*Extrait proposé*.
▶
Alors que l'opération militaire française semblait achevée avec la prise symbolique de la ville de Tombouctou dans la nuit du 27 au 28 janvier, l'arrivée des troupes françaises dans Kidal, mercredi 30 janvier, constitue une surprise, d'autant qu'elle s'est effectuée en l'absence de soldats de l'armée régulière malienne.
"Libérer Gao et Tombouctou très rapidement faisait partie du plan", a confié au journal Le Parisien le ministre français des Affaires étrangères, Laurent Fabius. Maintenant, c'est aux pays africains de prendre le relais. Nous avons décidé de mettre les moyens en hommes et en matériel pour réussir cette mission et frapper fort. Mais le dispositif français n'a pas vocation à être maintenu. Nous partirons rapidement."
Reste que le déploiement annoncé de quelque 8 000 soldats africains au Mali n'a toujours pas été enclenché. En attendant le passage de témoin, quelle stratégie la France entend-elle désormais mettre en œuvre ? Comment compte-t-elle sécuriser une région où la fuite de chefs djihadistes vers les montagnes proches de la frontière algérienne peut laisser craindre des opérations terroristes d’envergure ? Réponses avec Pierre Boilley, directeur du Centre d'études des mondes africains (Cémaf).
FRANCE 24 : Avec la reconquête de Kidal, dernière grande ville du Nord-Mali encore aux mains des islamistes et bastion des Touareg, l’armée française peut-elle clamer victoire ?
Pierre Boilley : Gao, Tombouctou, Ménaka et maintenant Kidal, toutes ces grandes villes du Nord où les salafistes imposaient leur violente charia, sont désormais sous contrôle soit des armées malienne et française, soit de l’armée française seule. Les islamistes ont essuyé d’importantes pertes. Les Français ont infligé de gros dégâts sur leur convoi de pick-up.
◀
*Objectif du travail*. Pourriez-vous écrire la suite de l'article sur l'intervention française au Nord-Mali, en reprenant juste après sa dernière phrase ?

*Informations fournies*.
▶
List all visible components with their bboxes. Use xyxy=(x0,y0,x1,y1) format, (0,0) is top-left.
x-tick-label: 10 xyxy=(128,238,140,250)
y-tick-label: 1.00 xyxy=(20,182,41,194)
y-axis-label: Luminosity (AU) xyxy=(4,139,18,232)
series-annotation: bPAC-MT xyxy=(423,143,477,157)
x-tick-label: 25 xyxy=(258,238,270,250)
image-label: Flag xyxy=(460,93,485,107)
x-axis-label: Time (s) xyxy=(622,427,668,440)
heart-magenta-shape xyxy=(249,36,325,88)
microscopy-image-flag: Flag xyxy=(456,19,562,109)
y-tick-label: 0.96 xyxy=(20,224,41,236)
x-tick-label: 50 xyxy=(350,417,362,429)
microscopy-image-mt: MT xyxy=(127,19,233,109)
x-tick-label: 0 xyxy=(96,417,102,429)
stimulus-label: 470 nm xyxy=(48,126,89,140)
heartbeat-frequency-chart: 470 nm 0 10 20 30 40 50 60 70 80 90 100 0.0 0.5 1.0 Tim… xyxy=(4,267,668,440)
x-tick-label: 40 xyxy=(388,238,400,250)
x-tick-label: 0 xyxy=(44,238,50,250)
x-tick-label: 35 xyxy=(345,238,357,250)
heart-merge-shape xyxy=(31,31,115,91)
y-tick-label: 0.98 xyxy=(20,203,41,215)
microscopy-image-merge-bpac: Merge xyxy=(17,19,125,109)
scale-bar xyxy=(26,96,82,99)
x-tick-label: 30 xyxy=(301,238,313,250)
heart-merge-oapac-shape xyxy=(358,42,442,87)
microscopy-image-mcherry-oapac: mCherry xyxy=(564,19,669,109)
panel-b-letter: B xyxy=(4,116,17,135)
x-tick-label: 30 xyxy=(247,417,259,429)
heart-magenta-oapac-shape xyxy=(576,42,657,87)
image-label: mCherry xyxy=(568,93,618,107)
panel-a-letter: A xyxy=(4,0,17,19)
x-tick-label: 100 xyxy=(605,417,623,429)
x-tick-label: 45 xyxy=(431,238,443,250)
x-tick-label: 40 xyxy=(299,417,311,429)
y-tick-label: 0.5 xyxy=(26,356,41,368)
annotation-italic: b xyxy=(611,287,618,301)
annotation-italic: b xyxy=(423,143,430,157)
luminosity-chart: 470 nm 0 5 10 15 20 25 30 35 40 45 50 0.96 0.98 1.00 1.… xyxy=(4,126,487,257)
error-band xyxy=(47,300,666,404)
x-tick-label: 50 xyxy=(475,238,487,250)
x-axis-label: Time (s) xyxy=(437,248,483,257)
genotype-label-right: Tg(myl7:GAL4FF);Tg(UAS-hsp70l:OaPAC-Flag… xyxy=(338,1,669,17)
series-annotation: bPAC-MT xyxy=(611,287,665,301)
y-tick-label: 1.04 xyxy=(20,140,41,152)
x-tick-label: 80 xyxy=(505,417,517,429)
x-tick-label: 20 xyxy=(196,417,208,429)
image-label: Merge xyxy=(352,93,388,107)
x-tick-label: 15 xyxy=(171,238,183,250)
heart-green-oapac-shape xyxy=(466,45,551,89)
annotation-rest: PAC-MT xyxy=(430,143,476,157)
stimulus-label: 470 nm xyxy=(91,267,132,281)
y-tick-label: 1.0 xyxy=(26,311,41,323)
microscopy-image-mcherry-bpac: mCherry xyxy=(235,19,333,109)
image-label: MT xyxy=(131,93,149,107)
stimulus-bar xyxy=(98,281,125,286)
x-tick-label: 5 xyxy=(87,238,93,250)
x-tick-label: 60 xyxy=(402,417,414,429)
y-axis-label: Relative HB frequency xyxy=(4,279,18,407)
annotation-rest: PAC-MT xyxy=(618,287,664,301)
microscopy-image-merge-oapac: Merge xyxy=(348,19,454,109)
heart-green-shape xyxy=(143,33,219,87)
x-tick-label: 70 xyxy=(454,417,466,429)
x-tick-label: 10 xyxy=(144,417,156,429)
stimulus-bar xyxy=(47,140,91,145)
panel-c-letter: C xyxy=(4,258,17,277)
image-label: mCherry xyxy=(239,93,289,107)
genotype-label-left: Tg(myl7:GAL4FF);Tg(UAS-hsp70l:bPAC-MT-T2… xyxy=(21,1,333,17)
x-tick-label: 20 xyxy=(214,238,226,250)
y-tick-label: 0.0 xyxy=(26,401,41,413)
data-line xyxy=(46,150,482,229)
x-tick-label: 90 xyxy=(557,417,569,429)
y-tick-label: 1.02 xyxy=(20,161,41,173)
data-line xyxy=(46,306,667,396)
◀
▶
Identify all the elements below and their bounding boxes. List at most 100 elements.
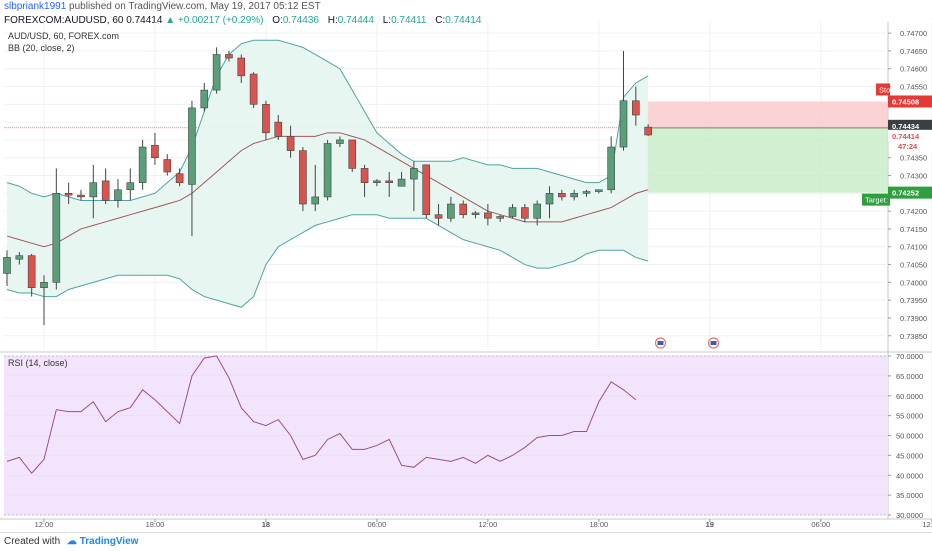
◀
*Réponse rédigée*.
Au moins l’intervention française a-t-elle permis de débloquer la situation dans une région occupée par des islamistes. Maintenant, il est prématuré de dire que la France a remporté la guerre car si elle ne prend pas toutes les précautions pour gagner la paix, ce sera un échec.
De fait, les djihadistes ne sont plus présents dans le paysage, mais, en réalité, il va encore falloir compter avec eux.
F24 : Les troupes françaises vont-elles tenter de traquer les chefs djihadistes, tels Iyad Ag Ghaly d'Ansar Dine ou Abou Zeïd d'Al-Qaïda au Maghreb islamique (Aqmi), qui se sont repliés vers les montagnes proches de la frontière algérienne ?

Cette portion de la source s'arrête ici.